Dataset excerpt:
━━━━━━━━

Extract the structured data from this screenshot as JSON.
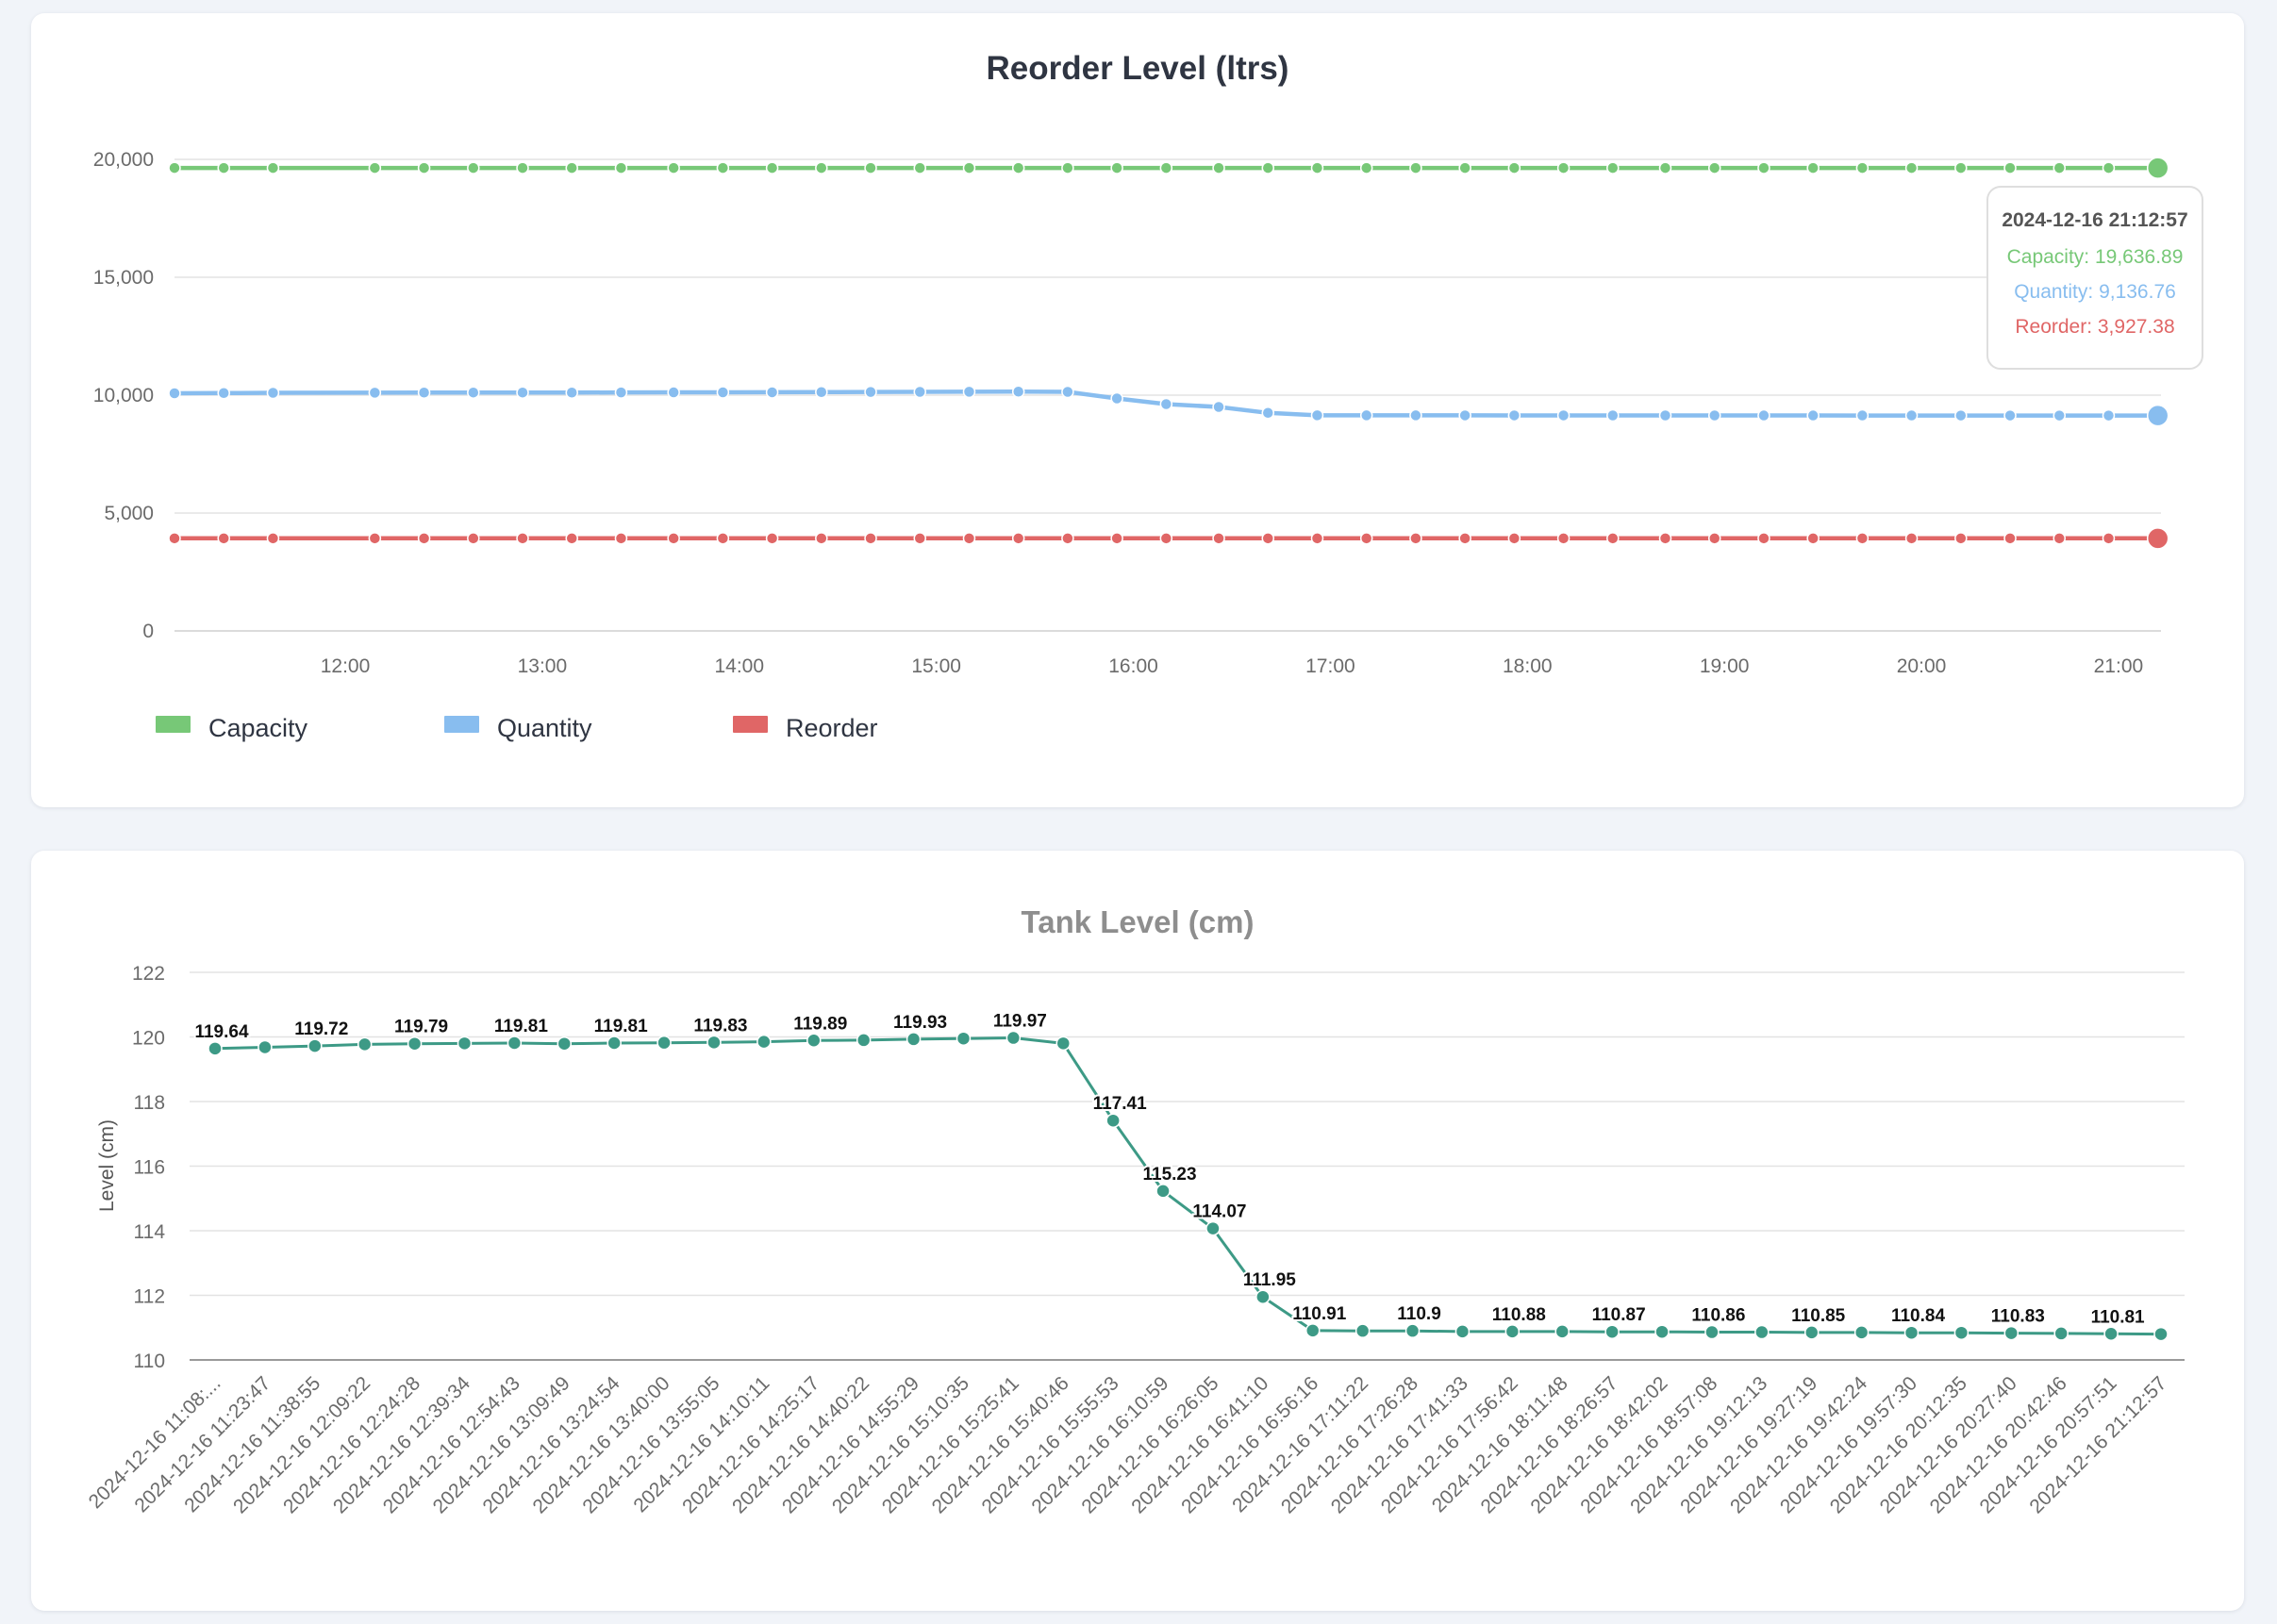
{
  "charts": [
    {
      "type": "line",
      "title": "Reorder Level (ltrs)",
      "ylim": [
        0,
        20000
      ],
      "yticks": [
        0,
        5000,
        10000,
        15000,
        20000
      ],
      "ytick_labels": [
        "0",
        "5,000",
        "10,000",
        "15,000",
        "20,000"
      ],
      "x_start": "11:08",
      "x_end": "21:12:57",
      "xtick_labels": [
        "12:00",
        "13:00",
        "14:00",
        "15:00",
        "16:00",
        "17:00",
        "18:00",
        "19:00",
        "20:00",
        "21:00"
      ],
      "x_times": [
        "11:08",
        "11:23",
        "11:38",
        "12:09",
        "12:24",
        "12:39",
        "12:54",
        "13:09",
        "13:24",
        "13:40",
        "13:55",
        "14:10",
        "14:25",
        "14:40",
        "14:55",
        "15:10",
        "15:25",
        "15:40",
        "15:55",
        "16:10",
        "16:26",
        "16:41",
        "16:56",
        "17:11",
        "17:26",
        "17:41",
        "17:56",
        "18:11",
        "18:26",
        "18:42",
        "18:57",
        "19:12",
        "19:27",
        "19:42",
        "19:57",
        "20:12",
        "20:27",
        "20:42",
        "20:57",
        "21:12"
      ],
      "series": [
        {
          "name": "Capacity",
          "color": "#77c877",
          "values": [
            19636.89,
            19636.89,
            19636.89,
            19636.89,
            19636.89,
            19636.89,
            19636.89,
            19636.89,
            19636.89,
            19636.89,
            19636.89,
            19636.89,
            19636.89,
            19636.89,
            19636.89,
            19636.89,
            19636.89,
            19636.89,
            19636.89,
            19636.89,
            19636.89,
            19636.89,
            19636.89,
            19636.89,
            19636.89,
            19636.89,
            19636.89,
            19636.89,
            19636.89,
            19636.89,
            19636.89,
            19636.89,
            19636.89,
            19636.89,
            19636.89,
            19636.89,
            19636.89,
            19636.89,
            19636.89,
            19636.89
          ]
        },
        {
          "name": "Quantity",
          "color": "#88bdef",
          "values": [
            10080,
            10090,
            10100,
            10105,
            10110,
            10112,
            10112,
            10110,
            10115,
            10118,
            10120,
            10122,
            10130,
            10135,
            10140,
            10145,
            10150,
            10140,
            9860,
            9620,
            9500,
            9250,
            9145,
            9143,
            9143,
            9142,
            9141,
            9141,
            9140,
            9140,
            9140,
            9139,
            9139,
            9138,
            9138,
            9137,
            9137,
            9137,
            9136.9,
            9136.76
          ]
        },
        {
          "name": "Reorder",
          "color": "#e06666",
          "values": [
            3927.38,
            3927.38,
            3927.38,
            3927.38,
            3927.38,
            3927.38,
            3927.38,
            3927.38,
            3927.38,
            3927.38,
            3927.38,
            3927.38,
            3927.38,
            3927.38,
            3927.38,
            3927.38,
            3927.38,
            3927.38,
            3927.38,
            3927.38,
            3927.38,
            3927.38,
            3927.38,
            3927.38,
            3927.38,
            3927.38,
            3927.38,
            3927.38,
            3927.38,
            3927.38,
            3927.38,
            3927.38,
            3927.38,
            3927.38,
            3927.38,
            3927.38,
            3927.38,
            3927.38,
            3927.38,
            3927.38
          ]
        }
      ],
      "legend_position": "bottom-left",
      "tooltip": {
        "title": "2024-12-16 21:12:57",
        "lines": [
          {
            "text": "Capacity: 19,636.89",
            "color": "#77c877"
          },
          {
            "text": "Quantity: 9,136.76",
            "color": "#88bdef"
          },
          {
            "text": "Reorder: 3,927.38",
            "color": "#e06666"
          }
        ]
      }
    },
    {
      "type": "line",
      "title": "Tank Level (cm)",
      "ylabel": "Level (cm)",
      "ylim": [
        110,
        122
      ],
      "yticks": [
        110,
        112,
        114,
        116,
        118,
        120,
        122
      ],
      "line_color": "#3d9a86",
      "categories": [
        "2024-12-16 11:08:...",
        "2024-12-16 11:23:47",
        "2024-12-16 11:38:55",
        "2024-12-16 12:09:22",
        "2024-12-16 12:24:28",
        "2024-12-16 12:39:34",
        "2024-12-16 12:54:43",
        "2024-12-16 13:09:49",
        "2024-12-16 13:24:54",
        "2024-12-16 13:40:00",
        "2024-12-16 13:55:05",
        "2024-12-16 14:10:11",
        "2024-12-16 14:25:17",
        "2024-12-16 14:40:22",
        "2024-12-16 14:55:29",
        "2024-12-16 15:10:35",
        "2024-12-16 15:25:41",
        "2024-12-16 15:40:46",
        "2024-12-16 15:55:53",
        "2024-12-16 16:10:59",
        "2024-12-16 16:26:05",
        "2024-12-16 16:41:10",
        "2024-12-16 16:56:16",
        "2024-12-16 17:11:22",
        "2024-12-16 17:26:28",
        "2024-12-16 17:41:33",
        "2024-12-16 17:56:42",
        "2024-12-16 18:11:48",
        "2024-12-16 18:26:57",
        "2024-12-16 18:42:02",
        "2024-12-16 18:57:08",
        "2024-12-16 19:12:13",
        "2024-12-16 19:27:19",
        "2024-12-16 19:42:24",
        "2024-12-16 19:57:30",
        "2024-12-16 20:12:35",
        "2024-12-16 20:27:40",
        "2024-12-16 20:42:46",
        "2024-12-16 20:57:51",
        "2024-12-16 21:12:57"
      ],
      "values": [
        119.64,
        119.68,
        119.72,
        119.77,
        119.79,
        119.8,
        119.81,
        119.79,
        119.81,
        119.82,
        119.83,
        119.85,
        119.89,
        119.9,
        119.93,
        119.95,
        119.97,
        119.8,
        117.41,
        115.23,
        114.07,
        111.95,
        110.91,
        110.9,
        110.9,
        110.88,
        110.88,
        110.88,
        110.87,
        110.87,
        110.86,
        110.86,
        110.85,
        110.85,
        110.84,
        110.84,
        110.83,
        110.82,
        110.81,
        110.8
      ],
      "labels": [
        {
          "index": 0,
          "text": "119.64"
        },
        {
          "index": 2,
          "text": "119.72"
        },
        {
          "index": 4,
          "text": "119.79"
        },
        {
          "index": 6,
          "text": "119.81"
        },
        {
          "index": 8,
          "text": "119.81"
        },
        {
          "index": 10,
          "text": "119.83"
        },
        {
          "index": 12,
          "text": "119.89"
        },
        {
          "index": 14,
          "text": "119.93"
        },
        {
          "index": 16,
          "text": "119.97"
        },
        {
          "index": 18,
          "text": "117.41"
        },
        {
          "index": 19,
          "text": "115.23"
        },
        {
          "index": 20,
          "text": "114.07"
        },
        {
          "index": 21,
          "text": "111.95"
        },
        {
          "index": 22,
          "text": "110.91"
        },
        {
          "index": 24,
          "text": "110.9"
        },
        {
          "index": 26,
          "text": "110.88"
        },
        {
          "index": 28,
          "text": "110.87"
        },
        {
          "index": 30,
          "text": "110.86"
        },
        {
          "index": 32,
          "text": "110.85"
        },
        {
          "index": 34,
          "text": "110.84"
        },
        {
          "index": 36,
          "text": "110.83"
        },
        {
          "index": 38,
          "text": "110.81"
        }
      ]
    }
  ]
}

━━━━━━━━

Transcribe the preceding listing in its entirety and with exact wording, leaving out pictures.

RESULT:
Extract the structured data from this screenshot as JSON.
{
  "charts": [
    {
      "type": "line",
      "title": "Reorder Level (ltrs)",
      "ylim": [
        0,
        20000
      ],
      "yticks": [
        0,
        5000,
        10000,
        15000,
        20000
      ],
      "ytick_labels": [
        "0",
        "5,000",
        "10,000",
        "15,000",
        "20,000"
      ],
      "x_start": "11:08",
      "x_end": "21:12:57",
      "xtick_labels": [
        "12:00",
        "13:00",
        "14:00",
        "15:00",
        "16:00",
        "17:00",
        "18:00",
        "19:00",
        "20:00",
        "21:00"
      ],
      "x_times": [
        "11:08",
        "11:23",
        "11:38",
        "12:09",
        "12:24",
        "12:39",
        "12:54",
        "13:09",
        "13:24",
        "13:40",
        "13:55",
        "14:10",
        "14:25",
        "14:40",
        "14:55",
        "15:10",
        "15:25",
        "15:40",
        "15:55",
        "16:10",
        "16:26",
        "16:41",
        "16:56",
        "17:11",
        "17:26",
        "17:41",
        "17:56",
        "18:11",
        "18:26",
        "18:42",
        "18:57",
        "19:12",
        "19:27",
        "19:42",
        "19:57",
        "20:12",
        "20:27",
        "20:42",
        "20:57",
        "21:12"
      ],
      "series": [
        {
          "name": "Capacity",
          "color": "#77c877",
          "values": [
            19636.89,
            19636.89,
            19636.89,
            19636.89,
            19636.89,
            19636.89,
            19636.89,
            19636.89,
            19636.89,
            19636.89,
            19636.89,
            19636.89,
            19636.89,
            19636.89,
            19636.89,
            19636.89,
            19636.89,
            19636.89,
            19636.89,
            19636.89,
            19636.89,
            19636.89,
            19636.89,
            19636.89,
            19636.89,
            19636.89,
            19636.89,
            19636.89,
            19636.89,
            19636.89,
            19636.89,
            19636.89,
            19636.89,
            19636.89,
            19636.89,
            19636.89,
            19636.89,
            19636.89,
            19636.89,
            19636.89
          ]
        },
        {
          "name": "Quantity",
          "color": "#88bdef",
          "values": [
            10080,
            10090,
            10100,
            10105,
            10110,
            10112,
            10112,
            10110,
            10115,
            10118,
            10120,
            10122,
            10130,
            10135,
            10140,
            10145,
            10150,
            10140,
            9860,
            9620,
            9500,
            9250,
            9145,
            9143,
            9143,
            9142,
            9141,
            9141,
            9140,
            9140,
            9140,
            9139,
            9139,
            9138,
            9138,
            9137,
            9137,
            9137,
            9136.9,
            9136.76
          ]
        },
        {
          "name": "Reorder",
          "color": "#e06666",
          "values": [
            3927.38,
            3927.38,
            3927.38,
            3927.38,
            3927.38,
            3927.38,
            3927.38,
            3927.38,
            3927.38,
            3927.38,
            3927.38,
            3927.38,
            3927.38,
            3927.38,
            3927.38,
            3927.38,
            3927.38,
            3927.38,
            3927.38,
            3927.38,
            3927.38,
            3927.38,
            3927.38,
            3927.38,
            3927.38,
            3927.38,
            3927.38,
            3927.38,
            3927.38,
            3927.38,
            3927.38,
            3927.38,
            3927.38,
            3927.38,
            3927.38,
            3927.38,
            3927.38,
            3927.38,
            3927.38,
            3927.38
          ]
        }
      ],
      "legend_position": "bottom-left",
      "tooltip": {
        "title": "2024-12-16 21:12:57",
        "lines": [
          {
            "text": "Capacity: 19,636.89",
            "color": "#77c877"
          },
          {
            "text": "Quantity: 9,136.76",
            "color": "#88bdef"
          },
          {
            "text": "Reorder: 3,927.38",
            "color": "#e06666"
          }
        ]
      }
    },
    {
      "type": "line",
      "title": "Tank Level (cm)",
      "ylabel": "Level (cm)",
      "ylim": [
        110,
        122
      ],
      "yticks": [
        110,
        112,
        114,
        116,
        118,
        120,
        122
      ],
      "line_color": "#3d9a86",
      "categories": [
        "2024-12-16 11:08:...",
        "2024-12-16 11:23:47",
        "2024-12-16 11:38:55",
        "2024-12-16 12:09:22",
        "2024-12-16 12:24:28",
        "2024-12-16 12:39:34",
        "2024-12-16 12:54:43",
        "2024-12-16 13:09:49",
        "2024-12-16 13:24:54",
        "2024-12-16 13:40:00",
        "2024-12-16 13:55:05",
        "2024-12-16 14:10:11",
        "2024-12-16 14:25:17",
        "2024-12-16 14:40:22",
        "2024-12-16 14:55:29",
        "2024-12-16 15:10:35",
        "2024-12-16 15:25:41",
        "2024-12-16 15:40:46",
        "2024-12-16 15:55:53",
        "2024-12-16 16:10:59",
        "2024-12-16 16:26:05",
        "2024-12-16 16:41:10",
        "2024-12-16 16:56:16",
        "2024-12-16 17:11:22",
        "2024-12-16 17:26:28",
        "2024-12-16 17:41:33",
        "2024-12-16 17:56:42",
        "2024-12-16 18:11:48",
        "2024-12-16 18:26:57",
        "2024-12-16 18:42:02",
        "2024-12-16 18:57:08",
        "2024-12-16 19:12:13",
        "2024-12-16 19:27:19",
        "2024-12-16 19:42:24",
        "2024-12-16 19:57:30",
        "2024-12-16 20:12:35",
        "2024-12-16 20:27:40",
        "2024-12-16 20:42:46",
        "2024-12-16 20:57:51",
        "2024-12-16 21:12:57"
      ],
      "values": [
        119.64,
        119.68,
        119.72,
        119.77,
        119.79,
        119.8,
        119.81,
        119.79,
        119.81,
        119.82,
        119.83,
        119.85,
        119.89,
        119.9,
        119.93,
        119.95,
        119.97,
        119.8,
        117.41,
        115.23,
        114.07,
        111.95,
        110.91,
        110.9,
        110.9,
        110.88,
        110.88,
        110.88,
        110.87,
        110.87,
        110.86,
        110.86,
        110.85,
        110.85,
        110.84,
        110.84,
        110.83,
        110.82,
        110.81,
        110.8
      ],
      "labels": [
        {
          "index": 0,
          "text": "119.64"
        },
        {
          "index": 2,
          "text": "119.72"
        },
        {
          "index": 4,
          "text": "119.79"
        },
        {
          "index": 6,
          "text": "119.81"
        },
        {
          "index": 8,
          "text": "119.81"
        },
        {
          "index": 10,
          "text": "119.83"
        },
        {
          "index": 12,
          "text": "119.89"
        },
        {
          "index": 14,
          "text": "119.93"
        },
        {
          "index": 16,
          "text": "119.97"
        },
        {
          "index": 18,
          "text": "117.41"
        },
        {
          "index": 19,
          "text": "115.23"
        },
        {
          "index": 20,
          "text": "114.07"
        },
        {
          "index": 21,
          "text": "111.95"
        },
        {
          "index": 22,
          "text": "110.91"
        },
        {
          "index": 24,
          "text": "110.9"
        },
        {
          "index": 26,
          "text": "110.88"
        },
        {
          "index": 28,
          "text": "110.87"
        },
        {
          "index": 30,
          "text": "110.86"
        },
        {
          "index": 32,
          "text": "110.85"
        },
        {
          "index": 34,
          "text": "110.84"
        },
        {
          "index": 36,
          "text": "110.83"
        },
        {
          "index": 38,
          "text": "110.81"
        }
      ]
    }
  ]
}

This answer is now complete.